# OBJECTIVE
Your task is to reproduce the material exactly.

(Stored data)

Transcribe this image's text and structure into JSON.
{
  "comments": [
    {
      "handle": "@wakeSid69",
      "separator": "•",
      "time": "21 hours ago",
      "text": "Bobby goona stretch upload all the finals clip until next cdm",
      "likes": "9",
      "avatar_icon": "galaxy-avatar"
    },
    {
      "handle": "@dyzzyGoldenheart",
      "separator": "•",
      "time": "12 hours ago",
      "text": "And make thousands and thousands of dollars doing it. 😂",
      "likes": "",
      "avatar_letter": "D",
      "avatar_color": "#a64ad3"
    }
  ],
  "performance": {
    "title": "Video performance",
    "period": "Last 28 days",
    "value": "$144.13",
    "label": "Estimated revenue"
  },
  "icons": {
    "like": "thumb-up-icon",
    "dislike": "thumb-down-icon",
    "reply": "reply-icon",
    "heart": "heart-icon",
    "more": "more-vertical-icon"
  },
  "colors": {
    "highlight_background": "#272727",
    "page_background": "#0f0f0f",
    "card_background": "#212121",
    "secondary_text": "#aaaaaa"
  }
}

# SOLUTION
Transcribe this image's text and structure into JSON.
{
  "comments": [
    {
      "handle": "@wakeSid69",
      "separator": "•",
      "time": "21 hours ago",
      "text": "Bobby goona stretch upload all the finals clip until next cdm",
      "likes": "9",
      "avatar_icon": "galaxy-avatar"
    },
    {
      "handle": "@dyzzyGoldenheart",
      "separator": "•",
      "time": "12 hours ago",
      "text": "And make thousands and thousands of dollars doing it. 😂",
      "likes": "",
      "avatar_letter": "D",
      "avatar_color": "#a64ad3"
    }
  ],
  "performance": {
    "title": "Video performance",
    "period": "Last 28 days",
    "value": "$144.13",
    "label": "Estimated revenue"
  },
  "icons": {
    "like": "thumb-up-icon",
    "dislike": "thumb-down-icon",
    "reply": "reply-icon",
    "heart": "heart-icon",
    "more": "more-vertical-icon"
  },
  "colors": {
    "highlight_background": "#272727",
    "page_background": "#0f0f0f",
    "card_background": "#212121",
    "secondary_text": "#aaaaaa"
  }
}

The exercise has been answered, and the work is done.